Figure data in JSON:
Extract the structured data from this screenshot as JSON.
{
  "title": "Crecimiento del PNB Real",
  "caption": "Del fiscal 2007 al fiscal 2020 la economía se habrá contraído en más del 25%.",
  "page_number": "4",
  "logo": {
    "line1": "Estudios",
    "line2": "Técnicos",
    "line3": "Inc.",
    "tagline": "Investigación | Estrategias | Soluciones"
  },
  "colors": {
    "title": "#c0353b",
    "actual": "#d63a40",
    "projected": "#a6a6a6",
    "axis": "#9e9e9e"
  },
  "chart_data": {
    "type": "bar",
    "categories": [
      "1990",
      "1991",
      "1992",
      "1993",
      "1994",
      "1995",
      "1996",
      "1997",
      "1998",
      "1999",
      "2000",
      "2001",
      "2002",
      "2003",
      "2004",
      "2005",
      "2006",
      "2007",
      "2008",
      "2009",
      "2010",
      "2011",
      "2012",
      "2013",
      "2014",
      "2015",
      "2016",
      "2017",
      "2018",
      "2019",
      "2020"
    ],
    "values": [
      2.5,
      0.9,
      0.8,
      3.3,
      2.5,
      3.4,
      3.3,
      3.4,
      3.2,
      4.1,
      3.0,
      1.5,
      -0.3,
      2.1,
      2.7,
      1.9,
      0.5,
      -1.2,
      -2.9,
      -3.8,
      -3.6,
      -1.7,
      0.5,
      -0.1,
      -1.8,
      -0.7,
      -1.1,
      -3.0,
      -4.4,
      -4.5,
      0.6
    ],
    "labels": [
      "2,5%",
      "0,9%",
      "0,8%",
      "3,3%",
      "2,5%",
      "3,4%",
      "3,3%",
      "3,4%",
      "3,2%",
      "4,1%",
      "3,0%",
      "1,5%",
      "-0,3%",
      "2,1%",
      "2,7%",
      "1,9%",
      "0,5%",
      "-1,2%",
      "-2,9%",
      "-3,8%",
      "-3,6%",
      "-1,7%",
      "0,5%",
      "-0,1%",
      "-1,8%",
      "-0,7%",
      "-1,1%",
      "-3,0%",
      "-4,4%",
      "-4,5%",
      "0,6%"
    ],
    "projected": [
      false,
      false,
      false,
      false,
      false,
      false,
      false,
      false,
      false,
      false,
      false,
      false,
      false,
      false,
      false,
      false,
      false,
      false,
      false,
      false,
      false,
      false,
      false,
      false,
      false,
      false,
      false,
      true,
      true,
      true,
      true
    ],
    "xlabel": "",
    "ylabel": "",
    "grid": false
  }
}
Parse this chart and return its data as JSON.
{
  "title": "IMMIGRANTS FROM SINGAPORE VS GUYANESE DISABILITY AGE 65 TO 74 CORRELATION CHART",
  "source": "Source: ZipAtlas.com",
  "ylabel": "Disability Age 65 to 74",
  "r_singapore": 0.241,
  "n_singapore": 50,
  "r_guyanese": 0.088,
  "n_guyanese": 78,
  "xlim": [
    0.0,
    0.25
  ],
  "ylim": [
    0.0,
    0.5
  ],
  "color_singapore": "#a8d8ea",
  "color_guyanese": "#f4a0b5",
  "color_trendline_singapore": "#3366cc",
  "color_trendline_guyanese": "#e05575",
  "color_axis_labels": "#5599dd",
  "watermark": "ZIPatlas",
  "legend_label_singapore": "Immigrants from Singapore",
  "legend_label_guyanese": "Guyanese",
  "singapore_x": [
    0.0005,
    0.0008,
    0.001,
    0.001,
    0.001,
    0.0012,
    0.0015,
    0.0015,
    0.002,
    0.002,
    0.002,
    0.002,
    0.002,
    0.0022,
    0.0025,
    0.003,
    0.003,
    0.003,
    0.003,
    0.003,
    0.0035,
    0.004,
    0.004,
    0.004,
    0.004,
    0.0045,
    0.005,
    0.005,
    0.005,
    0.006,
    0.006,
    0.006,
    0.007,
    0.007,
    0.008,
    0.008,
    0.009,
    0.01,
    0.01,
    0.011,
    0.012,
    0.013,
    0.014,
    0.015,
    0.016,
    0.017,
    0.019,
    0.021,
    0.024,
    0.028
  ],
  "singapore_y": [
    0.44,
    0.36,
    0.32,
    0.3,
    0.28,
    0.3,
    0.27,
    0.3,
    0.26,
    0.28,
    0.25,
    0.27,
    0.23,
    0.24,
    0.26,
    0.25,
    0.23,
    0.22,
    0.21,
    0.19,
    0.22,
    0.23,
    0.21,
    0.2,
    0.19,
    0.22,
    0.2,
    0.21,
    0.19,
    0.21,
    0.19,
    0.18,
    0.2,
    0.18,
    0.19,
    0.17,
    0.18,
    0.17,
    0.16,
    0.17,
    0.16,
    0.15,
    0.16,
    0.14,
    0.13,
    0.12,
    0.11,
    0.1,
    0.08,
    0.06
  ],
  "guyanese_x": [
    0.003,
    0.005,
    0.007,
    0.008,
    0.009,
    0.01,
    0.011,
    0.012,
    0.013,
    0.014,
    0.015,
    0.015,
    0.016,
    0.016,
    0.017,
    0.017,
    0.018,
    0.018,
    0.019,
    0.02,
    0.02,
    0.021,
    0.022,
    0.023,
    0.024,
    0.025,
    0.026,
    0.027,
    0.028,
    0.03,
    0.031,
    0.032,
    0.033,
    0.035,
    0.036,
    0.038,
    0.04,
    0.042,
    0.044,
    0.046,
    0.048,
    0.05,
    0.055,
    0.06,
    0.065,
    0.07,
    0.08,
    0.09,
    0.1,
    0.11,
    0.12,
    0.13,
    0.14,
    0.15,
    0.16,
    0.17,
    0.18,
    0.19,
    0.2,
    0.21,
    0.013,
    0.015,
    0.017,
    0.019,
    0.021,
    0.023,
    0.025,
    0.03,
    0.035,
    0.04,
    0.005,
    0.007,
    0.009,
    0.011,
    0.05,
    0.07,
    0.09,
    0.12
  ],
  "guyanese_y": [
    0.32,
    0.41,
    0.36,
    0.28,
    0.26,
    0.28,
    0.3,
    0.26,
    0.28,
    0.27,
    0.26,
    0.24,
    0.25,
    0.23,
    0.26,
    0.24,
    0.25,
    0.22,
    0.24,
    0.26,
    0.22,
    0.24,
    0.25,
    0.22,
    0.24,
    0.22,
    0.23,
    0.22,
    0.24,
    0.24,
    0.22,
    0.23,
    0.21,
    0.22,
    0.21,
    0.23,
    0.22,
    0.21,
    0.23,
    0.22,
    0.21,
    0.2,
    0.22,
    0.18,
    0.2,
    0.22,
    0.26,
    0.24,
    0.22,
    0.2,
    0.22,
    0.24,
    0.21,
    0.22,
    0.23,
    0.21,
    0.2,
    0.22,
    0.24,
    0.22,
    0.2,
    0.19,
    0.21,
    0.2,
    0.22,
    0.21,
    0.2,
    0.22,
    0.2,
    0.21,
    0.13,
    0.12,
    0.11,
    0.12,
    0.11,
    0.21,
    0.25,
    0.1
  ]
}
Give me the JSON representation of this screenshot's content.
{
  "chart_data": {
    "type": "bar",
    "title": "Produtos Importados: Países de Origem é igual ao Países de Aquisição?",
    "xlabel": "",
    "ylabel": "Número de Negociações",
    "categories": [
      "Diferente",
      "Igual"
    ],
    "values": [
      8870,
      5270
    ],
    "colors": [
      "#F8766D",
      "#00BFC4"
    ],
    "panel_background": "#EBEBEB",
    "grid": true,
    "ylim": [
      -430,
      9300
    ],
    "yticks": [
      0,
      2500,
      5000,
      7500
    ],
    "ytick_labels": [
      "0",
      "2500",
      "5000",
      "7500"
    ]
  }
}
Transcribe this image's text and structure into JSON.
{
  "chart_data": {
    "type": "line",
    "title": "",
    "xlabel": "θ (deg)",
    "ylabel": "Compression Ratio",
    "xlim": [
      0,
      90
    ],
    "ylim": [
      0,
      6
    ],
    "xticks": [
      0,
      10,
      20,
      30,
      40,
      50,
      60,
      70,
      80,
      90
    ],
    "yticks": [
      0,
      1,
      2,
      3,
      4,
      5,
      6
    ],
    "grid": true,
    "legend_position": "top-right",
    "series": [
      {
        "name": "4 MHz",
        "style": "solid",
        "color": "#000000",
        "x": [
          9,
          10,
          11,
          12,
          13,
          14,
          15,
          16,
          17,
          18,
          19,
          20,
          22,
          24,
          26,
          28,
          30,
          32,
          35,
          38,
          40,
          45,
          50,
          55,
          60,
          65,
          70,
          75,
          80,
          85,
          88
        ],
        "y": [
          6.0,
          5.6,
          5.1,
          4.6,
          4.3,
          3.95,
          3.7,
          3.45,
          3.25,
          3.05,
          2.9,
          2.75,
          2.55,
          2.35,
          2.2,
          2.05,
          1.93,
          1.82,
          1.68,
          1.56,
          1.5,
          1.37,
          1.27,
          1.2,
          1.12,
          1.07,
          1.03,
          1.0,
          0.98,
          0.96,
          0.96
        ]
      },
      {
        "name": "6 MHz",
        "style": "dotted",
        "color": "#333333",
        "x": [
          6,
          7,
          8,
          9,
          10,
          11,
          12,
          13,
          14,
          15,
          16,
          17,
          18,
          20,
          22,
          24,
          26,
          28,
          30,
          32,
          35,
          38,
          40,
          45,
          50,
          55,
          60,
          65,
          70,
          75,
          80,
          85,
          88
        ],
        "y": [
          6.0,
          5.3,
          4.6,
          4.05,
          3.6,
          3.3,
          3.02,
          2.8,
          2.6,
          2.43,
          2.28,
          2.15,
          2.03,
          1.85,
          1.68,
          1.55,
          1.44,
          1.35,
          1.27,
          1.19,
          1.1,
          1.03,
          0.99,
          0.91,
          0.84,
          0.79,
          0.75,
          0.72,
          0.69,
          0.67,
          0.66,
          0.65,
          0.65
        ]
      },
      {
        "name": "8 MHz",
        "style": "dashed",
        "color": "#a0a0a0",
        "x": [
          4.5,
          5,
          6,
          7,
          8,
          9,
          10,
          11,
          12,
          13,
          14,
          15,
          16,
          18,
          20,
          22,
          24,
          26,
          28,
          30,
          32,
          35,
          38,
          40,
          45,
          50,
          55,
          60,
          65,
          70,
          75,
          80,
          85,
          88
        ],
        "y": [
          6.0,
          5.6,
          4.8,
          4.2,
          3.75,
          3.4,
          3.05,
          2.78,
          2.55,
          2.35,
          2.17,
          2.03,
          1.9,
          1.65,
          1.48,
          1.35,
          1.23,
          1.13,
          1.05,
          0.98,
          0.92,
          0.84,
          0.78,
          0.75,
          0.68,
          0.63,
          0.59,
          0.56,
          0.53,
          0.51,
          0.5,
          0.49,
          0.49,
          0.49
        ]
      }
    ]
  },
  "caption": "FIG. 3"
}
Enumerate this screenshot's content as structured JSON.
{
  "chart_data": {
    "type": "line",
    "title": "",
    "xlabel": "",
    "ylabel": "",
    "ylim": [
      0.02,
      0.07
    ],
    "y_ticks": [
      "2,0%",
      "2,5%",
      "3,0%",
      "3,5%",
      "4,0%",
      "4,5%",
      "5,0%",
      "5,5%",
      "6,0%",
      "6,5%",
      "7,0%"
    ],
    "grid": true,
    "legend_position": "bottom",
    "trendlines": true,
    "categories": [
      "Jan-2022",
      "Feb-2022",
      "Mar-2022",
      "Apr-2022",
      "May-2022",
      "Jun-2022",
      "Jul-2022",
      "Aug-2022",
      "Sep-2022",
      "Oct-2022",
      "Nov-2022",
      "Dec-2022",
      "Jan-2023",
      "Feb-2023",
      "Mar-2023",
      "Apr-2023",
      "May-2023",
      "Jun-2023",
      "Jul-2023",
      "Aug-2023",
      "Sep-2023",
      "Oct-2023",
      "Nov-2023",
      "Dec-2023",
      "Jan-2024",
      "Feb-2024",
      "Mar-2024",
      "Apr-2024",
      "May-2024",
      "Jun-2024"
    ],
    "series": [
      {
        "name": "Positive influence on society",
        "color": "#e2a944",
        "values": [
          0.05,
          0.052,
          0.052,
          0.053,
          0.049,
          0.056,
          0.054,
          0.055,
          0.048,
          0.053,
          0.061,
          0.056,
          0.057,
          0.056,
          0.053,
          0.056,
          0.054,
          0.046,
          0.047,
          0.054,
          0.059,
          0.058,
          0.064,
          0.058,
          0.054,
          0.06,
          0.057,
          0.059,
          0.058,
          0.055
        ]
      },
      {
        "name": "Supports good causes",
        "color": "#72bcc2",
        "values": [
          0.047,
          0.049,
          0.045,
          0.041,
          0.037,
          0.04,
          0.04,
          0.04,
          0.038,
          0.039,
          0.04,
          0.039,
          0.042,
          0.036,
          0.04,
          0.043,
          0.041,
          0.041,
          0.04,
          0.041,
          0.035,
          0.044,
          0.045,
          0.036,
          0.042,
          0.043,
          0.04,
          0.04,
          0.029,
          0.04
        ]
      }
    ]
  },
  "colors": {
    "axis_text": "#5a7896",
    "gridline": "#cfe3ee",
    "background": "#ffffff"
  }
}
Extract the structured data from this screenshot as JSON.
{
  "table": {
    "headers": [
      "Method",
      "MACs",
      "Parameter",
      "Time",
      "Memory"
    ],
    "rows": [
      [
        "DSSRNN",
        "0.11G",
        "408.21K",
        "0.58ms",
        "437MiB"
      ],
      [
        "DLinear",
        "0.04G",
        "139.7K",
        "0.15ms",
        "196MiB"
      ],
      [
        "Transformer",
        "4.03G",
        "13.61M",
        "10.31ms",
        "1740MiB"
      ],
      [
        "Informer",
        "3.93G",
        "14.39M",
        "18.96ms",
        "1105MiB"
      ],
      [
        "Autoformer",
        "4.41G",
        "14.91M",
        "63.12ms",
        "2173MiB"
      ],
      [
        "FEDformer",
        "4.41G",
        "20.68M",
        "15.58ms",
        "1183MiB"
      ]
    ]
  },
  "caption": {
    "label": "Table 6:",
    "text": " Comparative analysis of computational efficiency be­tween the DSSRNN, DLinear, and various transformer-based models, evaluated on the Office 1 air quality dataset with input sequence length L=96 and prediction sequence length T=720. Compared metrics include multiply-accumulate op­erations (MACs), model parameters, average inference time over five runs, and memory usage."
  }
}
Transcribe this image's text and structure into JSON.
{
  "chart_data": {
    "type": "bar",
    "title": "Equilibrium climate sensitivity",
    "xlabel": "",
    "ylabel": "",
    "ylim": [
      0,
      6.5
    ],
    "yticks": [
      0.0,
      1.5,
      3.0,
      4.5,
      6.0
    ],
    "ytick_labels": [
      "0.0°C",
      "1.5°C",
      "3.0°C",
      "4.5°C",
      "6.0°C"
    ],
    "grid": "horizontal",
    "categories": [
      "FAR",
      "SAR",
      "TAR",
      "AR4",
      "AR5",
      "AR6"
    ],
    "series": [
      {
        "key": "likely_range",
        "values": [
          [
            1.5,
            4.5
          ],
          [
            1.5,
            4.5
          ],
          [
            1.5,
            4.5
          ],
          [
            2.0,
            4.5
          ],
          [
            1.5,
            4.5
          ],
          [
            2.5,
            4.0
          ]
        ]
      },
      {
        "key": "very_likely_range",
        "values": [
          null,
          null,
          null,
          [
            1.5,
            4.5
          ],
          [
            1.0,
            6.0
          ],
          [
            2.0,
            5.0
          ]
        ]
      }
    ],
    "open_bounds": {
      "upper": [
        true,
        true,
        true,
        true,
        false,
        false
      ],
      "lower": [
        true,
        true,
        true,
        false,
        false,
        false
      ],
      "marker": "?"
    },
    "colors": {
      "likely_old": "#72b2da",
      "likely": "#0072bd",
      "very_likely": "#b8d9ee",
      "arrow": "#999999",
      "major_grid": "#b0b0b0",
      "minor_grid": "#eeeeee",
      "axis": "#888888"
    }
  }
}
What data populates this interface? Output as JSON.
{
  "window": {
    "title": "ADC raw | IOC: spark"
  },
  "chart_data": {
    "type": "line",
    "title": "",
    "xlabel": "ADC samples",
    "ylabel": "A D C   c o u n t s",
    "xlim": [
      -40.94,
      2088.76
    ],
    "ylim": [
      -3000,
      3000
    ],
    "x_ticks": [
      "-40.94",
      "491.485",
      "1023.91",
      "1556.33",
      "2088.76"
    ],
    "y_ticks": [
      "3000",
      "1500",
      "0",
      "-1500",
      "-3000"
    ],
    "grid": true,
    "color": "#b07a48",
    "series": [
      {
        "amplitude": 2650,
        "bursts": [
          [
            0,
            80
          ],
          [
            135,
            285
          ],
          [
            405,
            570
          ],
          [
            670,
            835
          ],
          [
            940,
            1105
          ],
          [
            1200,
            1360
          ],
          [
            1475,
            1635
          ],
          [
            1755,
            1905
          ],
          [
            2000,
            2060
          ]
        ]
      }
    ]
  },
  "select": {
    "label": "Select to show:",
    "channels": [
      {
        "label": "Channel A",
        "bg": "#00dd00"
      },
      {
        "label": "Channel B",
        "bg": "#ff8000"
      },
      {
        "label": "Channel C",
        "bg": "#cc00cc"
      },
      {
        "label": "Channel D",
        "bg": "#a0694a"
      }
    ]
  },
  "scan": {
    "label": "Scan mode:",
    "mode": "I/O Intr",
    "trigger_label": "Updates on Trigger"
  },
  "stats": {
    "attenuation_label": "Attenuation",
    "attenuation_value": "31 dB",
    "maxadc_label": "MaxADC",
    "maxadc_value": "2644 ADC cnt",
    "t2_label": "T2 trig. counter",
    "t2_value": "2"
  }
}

PROBLEM TO WORK ON: Return a copy of every line that includes the word "DSSRNN".

FINAL ANSWER:
        "DSSRNN",
    "text": " Comparative analysis of computational efficiency be­tween the DSSRNN, DLinear, and various transformer-based models, evaluated on the Office 1 air quality dataset with input sequence length L=96 and prediction sequence length T=720. Compared metrics include multiply-accumulate op­erations (MACs), model parameters, average inference time over five runs, and memory usage."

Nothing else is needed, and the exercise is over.